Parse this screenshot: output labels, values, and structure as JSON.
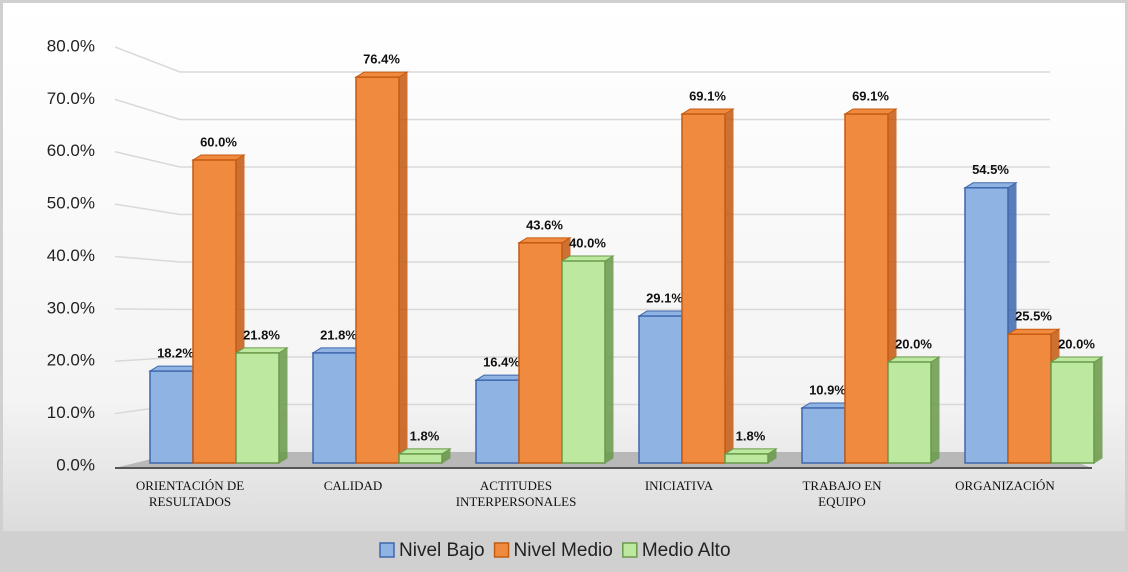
{
  "chart_data": {
    "type": "bar3d",
    "categories": [
      [
        "ORIENTACIÓN DE",
        "RESULTADOS"
      ],
      [
        "CALIDAD"
      ],
      [
        "ACTITUDES",
        "INTERPERSONALES"
      ],
      [
        "INICIATIVA"
      ],
      [
        "TRABAJO EN",
        "EQUIPO"
      ],
      [
        "ORGANIZACIÓN"
      ]
    ],
    "series": [
      {
        "name": "Nivel Bajo",
        "color": "#8fb4e3",
        "edge": "#3f67ad",
        "values": [
          18.2,
          21.8,
          16.4,
          29.1,
          10.9,
          54.5
        ],
        "value_labels": [
          "18.2%",
          "21.8%",
          "16.4%",
          "29.1%",
          "10.9%",
          "54.5%"
        ]
      },
      {
        "name": "Nivel Medio",
        "color": "#f08a3f",
        "edge": "#c55a11",
        "values": [
          60.0,
          76.4,
          43.6,
          69.1,
          69.1,
          25.5
        ],
        "value_labels": [
          "60.0%",
          "76.4%",
          "43.6%",
          "69.1%",
          "69.1%",
          "25.5%"
        ]
      },
      {
        "name": "Medio Alto",
        "color": "#bde8a0",
        "edge": "#6a9a4a",
        "values": [
          21.8,
          1.8,
          40.0,
          1.8,
          20.0,
          20.0
        ],
        "value_labels": [
          "21.8%",
          "1.8%",
          "40.0%",
          "1.8%",
          "20.0%",
          "20.0%"
        ]
      }
    ],
    "ylim": [
      0,
      80
    ],
    "yticks": [
      {
        "value": 0,
        "label": "0.0%"
      },
      {
        "value": 10,
        "label": "10.0%"
      },
      {
        "value": 20,
        "label": "20.0%"
      },
      {
        "value": 30,
        "label": "30.0%"
      },
      {
        "value": 40,
        "label": "40.0%"
      },
      {
        "value": 50,
        "label": "50.0%"
      },
      {
        "value": 60,
        "label": "60.0%"
      },
      {
        "value": 70,
        "label": "70.0%"
      },
      {
        "value": 80,
        "label": "80.0%"
      }
    ],
    "grid": true
  }
}
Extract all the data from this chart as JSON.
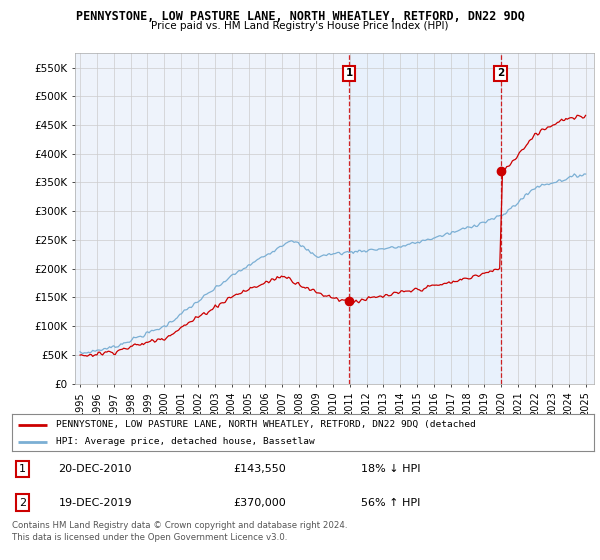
{
  "title": "PENNYSTONE, LOW PASTURE LANE, NORTH WHEATLEY, RETFORD, DN22 9DQ",
  "subtitle": "Price paid vs. HM Land Registry's House Price Index (HPI)",
  "ylim": [
    0,
    575000
  ],
  "yticks": [
    0,
    50000,
    100000,
    150000,
    200000,
    250000,
    300000,
    350000,
    400000,
    450000,
    500000,
    550000
  ],
  "ytick_labels": [
    "£0",
    "£50K",
    "£100K",
    "£150K",
    "£200K",
    "£250K",
    "£300K",
    "£350K",
    "£400K",
    "£450K",
    "£500K",
    "£550K"
  ],
  "xlim_start": 1994.7,
  "xlim_end": 2025.5,
  "sale1_x": 2010.96,
  "sale1_y": 143550,
  "sale1_label": "1",
  "sale2_x": 2019.96,
  "sale2_y": 370000,
  "sale2_label": "2",
  "legend_line1": "PENNYSTONE, LOW PASTURE LANE, NORTH WHEATLEY, RETFORD, DN22 9DQ (detached",
  "legend_line2": "HPI: Average price, detached house, Bassetlaw",
  "footer": "Contains HM Land Registry data © Crown copyright and database right 2024.\nThis data is licensed under the Open Government Licence v3.0.",
  "hpi_color": "#7bafd4",
  "price_color": "#cc0000",
  "vline_color": "#cc0000",
  "shade_color": "#ddeeff",
  "bg_color": "#eef3fb",
  "chart_bg": "#ffffff"
}
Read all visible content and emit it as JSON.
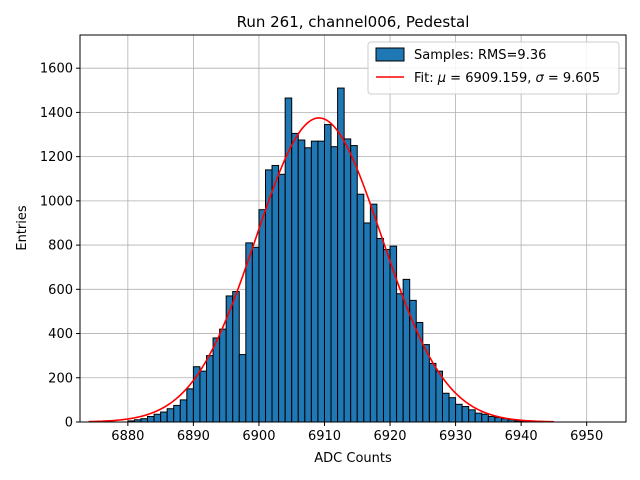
{
  "chart_data": {
    "type": "bar",
    "title": "Run 261, channel006, Pedestal",
    "xlabel": "ADC Counts",
    "ylabel": "Entries",
    "xlim": [
      6872.7,
      6956.0
    ],
    "ylim": [
      0,
      1750
    ],
    "xticks": [
      6880,
      6890,
      6900,
      6910,
      6920,
      6930,
      6940,
      6950
    ],
    "yticks": [
      0,
      200,
      400,
      600,
      800,
      1000,
      1200,
      1400,
      1600
    ],
    "grid": true,
    "legend_position": "top-right",
    "histogram": {
      "name": "Samples: RMS=9.36",
      "bin_start": 6874,
      "bin_width": 1,
      "values": [
        0,
        0,
        0,
        0,
        0,
        0,
        5,
        10,
        15,
        25,
        35,
        45,
        60,
        75,
        100,
        150,
        250,
        230,
        300,
        380,
        420,
        570,
        590,
        305,
        810,
        790,
        960,
        1140,
        1160,
        1120,
        1465,
        1305,
        1275,
        1240,
        1270,
        1270,
        1345,
        1245,
        1510,
        1280,
        1250,
        1030,
        900,
        985,
        830,
        780,
        795,
        580,
        645,
        550,
        450,
        350,
        265,
        230,
        130,
        110,
        80,
        70,
        55,
        40,
        35,
        25,
        20,
        15,
        10,
        5,
        5,
        3,
        2,
        1
      ]
    },
    "fit": {
      "name_prefix": "Fit: ",
      "mu_symbol": "μ",
      "mu_value": " = 6909.159, ",
      "sigma_symbol": "σ",
      "sigma_value": " = 9.605",
      "mu": 6909.159,
      "sigma": 9.605,
      "amplitude": 1375,
      "x_range": [
        6874,
        6945
      ]
    },
    "colors": {
      "bar": "#1f77b4",
      "fit": "#ff0000"
    }
  }
}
☆ ☆ ☆ ☆ ☆
What the exercise asks: Tally up the lines in the records containing the word "right", then give the count and nothing else.

Response for this exercise: 2